[Extracted data entries]

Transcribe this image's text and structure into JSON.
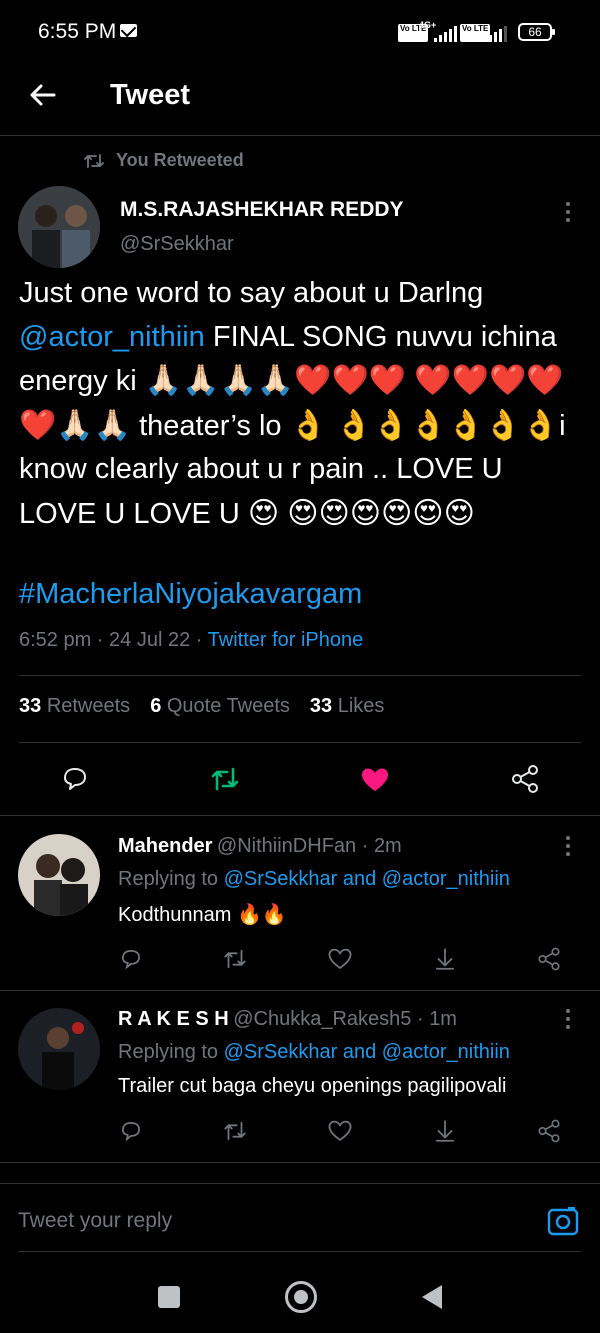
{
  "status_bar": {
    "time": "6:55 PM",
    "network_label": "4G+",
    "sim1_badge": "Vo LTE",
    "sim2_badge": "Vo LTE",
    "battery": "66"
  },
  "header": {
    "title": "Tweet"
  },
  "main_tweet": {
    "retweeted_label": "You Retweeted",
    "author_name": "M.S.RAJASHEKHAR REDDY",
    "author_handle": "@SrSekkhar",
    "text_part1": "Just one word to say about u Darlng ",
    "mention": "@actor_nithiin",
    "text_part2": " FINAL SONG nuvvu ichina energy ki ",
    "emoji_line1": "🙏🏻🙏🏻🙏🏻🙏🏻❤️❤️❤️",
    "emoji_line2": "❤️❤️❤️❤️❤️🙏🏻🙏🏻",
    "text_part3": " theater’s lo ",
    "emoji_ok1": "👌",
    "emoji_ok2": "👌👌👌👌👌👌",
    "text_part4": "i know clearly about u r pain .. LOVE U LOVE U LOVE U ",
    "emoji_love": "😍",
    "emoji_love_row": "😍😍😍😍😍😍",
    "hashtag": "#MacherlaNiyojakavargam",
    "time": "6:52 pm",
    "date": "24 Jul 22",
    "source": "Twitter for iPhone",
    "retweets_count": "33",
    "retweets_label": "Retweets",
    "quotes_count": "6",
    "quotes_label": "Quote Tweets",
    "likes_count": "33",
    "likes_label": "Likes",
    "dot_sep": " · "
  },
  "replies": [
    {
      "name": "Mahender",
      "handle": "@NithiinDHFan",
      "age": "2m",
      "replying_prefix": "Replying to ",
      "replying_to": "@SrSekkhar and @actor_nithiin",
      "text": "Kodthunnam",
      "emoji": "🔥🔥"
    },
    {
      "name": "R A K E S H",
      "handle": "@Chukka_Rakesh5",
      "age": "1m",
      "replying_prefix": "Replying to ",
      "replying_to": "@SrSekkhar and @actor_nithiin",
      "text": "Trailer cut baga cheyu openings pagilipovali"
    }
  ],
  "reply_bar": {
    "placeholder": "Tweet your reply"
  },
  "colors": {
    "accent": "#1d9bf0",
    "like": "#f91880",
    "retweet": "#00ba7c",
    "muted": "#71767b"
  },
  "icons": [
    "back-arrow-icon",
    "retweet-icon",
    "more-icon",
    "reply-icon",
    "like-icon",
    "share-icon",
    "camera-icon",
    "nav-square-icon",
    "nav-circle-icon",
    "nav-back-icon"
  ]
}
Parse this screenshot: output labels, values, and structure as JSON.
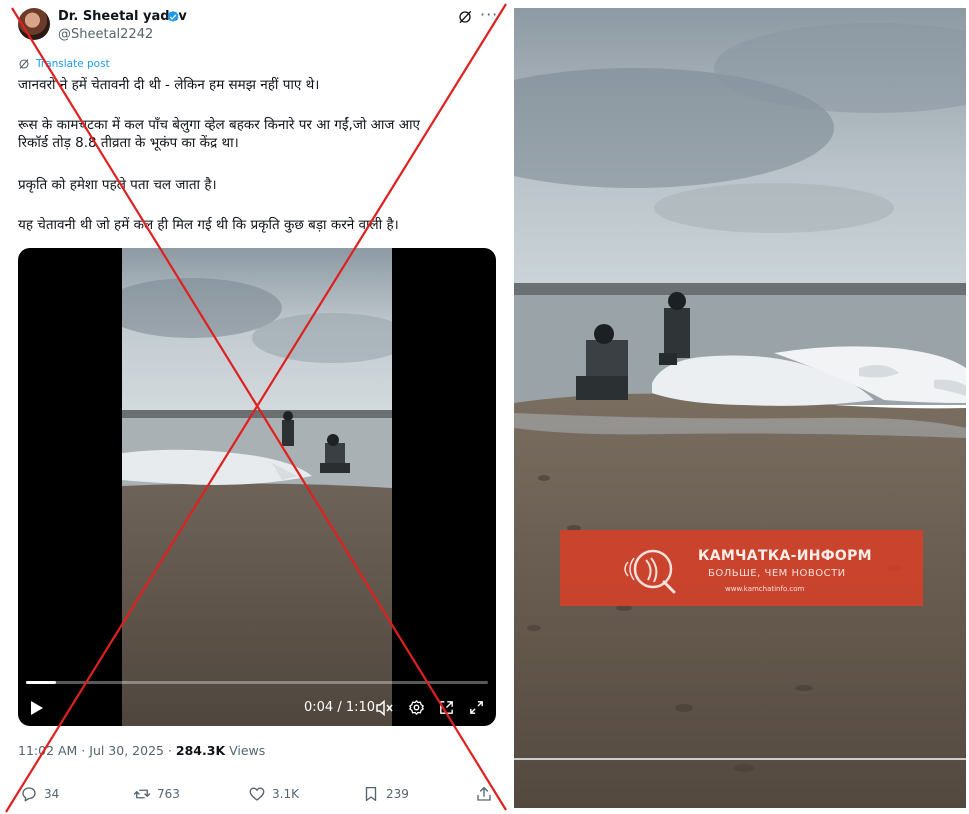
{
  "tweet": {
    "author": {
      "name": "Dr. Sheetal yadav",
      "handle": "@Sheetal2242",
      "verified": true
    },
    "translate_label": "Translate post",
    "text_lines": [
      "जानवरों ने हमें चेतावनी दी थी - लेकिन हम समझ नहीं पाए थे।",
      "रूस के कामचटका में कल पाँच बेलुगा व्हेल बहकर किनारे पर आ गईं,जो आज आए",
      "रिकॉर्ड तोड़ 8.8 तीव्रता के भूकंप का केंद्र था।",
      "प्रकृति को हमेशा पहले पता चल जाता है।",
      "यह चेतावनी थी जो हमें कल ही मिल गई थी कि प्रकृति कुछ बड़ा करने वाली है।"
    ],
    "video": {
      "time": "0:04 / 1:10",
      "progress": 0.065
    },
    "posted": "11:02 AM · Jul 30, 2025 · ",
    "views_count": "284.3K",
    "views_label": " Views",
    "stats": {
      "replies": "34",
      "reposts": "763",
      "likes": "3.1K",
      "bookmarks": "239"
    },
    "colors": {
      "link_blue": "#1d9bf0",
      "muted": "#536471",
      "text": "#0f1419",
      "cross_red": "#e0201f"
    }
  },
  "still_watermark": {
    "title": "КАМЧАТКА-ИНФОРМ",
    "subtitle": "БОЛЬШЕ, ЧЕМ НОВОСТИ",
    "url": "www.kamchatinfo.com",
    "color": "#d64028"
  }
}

**WORK TO COMPLETE:** Count how many lines of the data include the word "structure". Your reply should be that number alone.

**FULL SOLUTION:** 2